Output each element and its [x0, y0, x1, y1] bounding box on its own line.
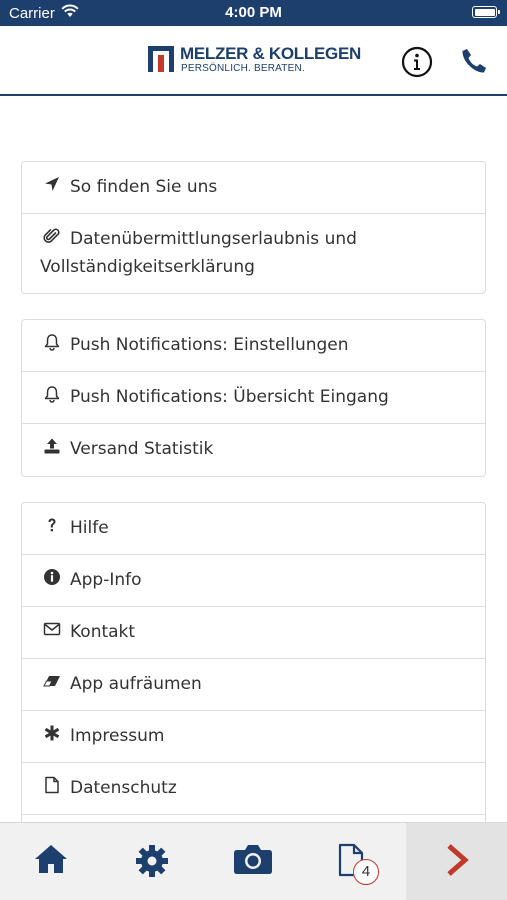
chevron-right-icon [446, 844, 469, 876]
tab-documents[interactable] [303, 823, 404, 900]
home-icon [34, 845, 67, 873]
tab-camera[interactable] [202, 823, 303, 900]
menu-item-label: Kontakt [70, 622, 136, 642]
menu-item-privacy[interactable]: Datenschutz [22, 763, 485, 815]
menu-item-label: Datenschutz [70, 778, 177, 798]
gear-icon [135, 845, 168, 877]
menu-item-label: Impressum [70, 726, 165, 746]
upload-icon [44, 438, 60, 454]
battery-icon [472, 6, 500, 18]
menu-item-label: So finden Sie uns [70, 177, 218, 197]
logo-title: MELZER & KOLLEGEN [180, 44, 361, 63]
tab-home[interactable] [0, 823, 101, 900]
menu-item-label: App aufräumen [70, 674, 202, 694]
info-circle-icon[interactable] [401, 46, 433, 78]
menu-item-directions[interactable]: So finden Sie uns [22, 162, 485, 214]
menu-item-label: Datenübermittlungserlaubnis und Vollstän… [40, 229, 357, 277]
menu-item-label: App-Info [70, 570, 142, 590]
info-icon [44, 569, 60, 585]
menu-item-label: Hilfe [70, 518, 109, 538]
tab-bar [0, 822, 507, 900]
question-icon [48, 518, 56, 532]
app-header: MELZER & KOLLEGEN PERSÖNLICH. BERATEN. [0, 26, 507, 96]
menu-group-location: So finden Sie uns Datenübermittlungserla… [21, 161, 486, 294]
location-arrow-icon [45, 177, 59, 191]
asterisk-icon [44, 725, 60, 741]
menu-item-cleanup[interactable]: App aufräumen [22, 659, 485, 711]
bell-icon [44, 386, 60, 403]
menu-item-push-settings[interactable]: Push Notifications: Einstellungen [22, 320, 485, 372]
menu-item-label: Versand Statistik [70, 439, 214, 459]
logo-subtitle: PERSÖNLICH. BERATEN. [181, 63, 305, 74]
menu-item-label: Push Notifications: Übersicht Eingang [70, 387, 389, 407]
phone-icon[interactable] [459, 46, 489, 76]
menu-item-help[interactable]: Hilfe [22, 503, 485, 555]
bell-icon [44, 334, 60, 351]
menu-item-label: Push Notifications: Einstellungen [70, 335, 349, 355]
menu-item-data-consent[interactable]: Datenübermittlungserlaubnis und Vollstän… [22, 214, 485, 293]
menu-group-notifications: Push Notifications: Einstellungen Push N… [21, 319, 486, 477]
camera-icon [233, 845, 272, 874]
logo-mark-icon [148, 46, 174, 72]
menu-item-contact[interactable]: Kontakt [22, 607, 485, 659]
eraser-icon [43, 676, 60, 687]
envelope-icon [43, 622, 61, 636]
tab-settings[interactable] [101, 823, 202, 900]
clock: 4:00 PM [225, 4, 282, 21]
status-bar: Carrier 4:00 PM [0, 0, 507, 26]
menu-item-app-info[interactable]: App-Info [22, 555, 485, 607]
documents-count-badge: 4 [353, 859, 379, 885]
menu-item-send-statistics[interactable]: Versand Statistik [22, 424, 485, 475]
tab-next[interactable] [406, 823, 507, 900]
paperclip-icon [43, 228, 60, 243]
file-icon [45, 776, 59, 794]
menu-item-push-inbox[interactable]: Push Notifications: Übersicht Eingang [22, 372, 485, 424]
menu-item-imprint[interactable]: Impressum [22, 711, 485, 763]
menu-group-info: Hilfe App-Info Kontakt App aufräumen Imp… [21, 502, 486, 832]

-----

Task requirements: Find every line in the records above that contains the string "PERSÖNLICH", with case counting, and copy each of those lines in full.

Response:
app-header: MELZER & KOLLEGEN PERSÖNLICH. BERATEN. [0, 26, 507, 96]
logo-subtitle: PERSÖNLICH. BERATEN. [181, 63, 305, 74]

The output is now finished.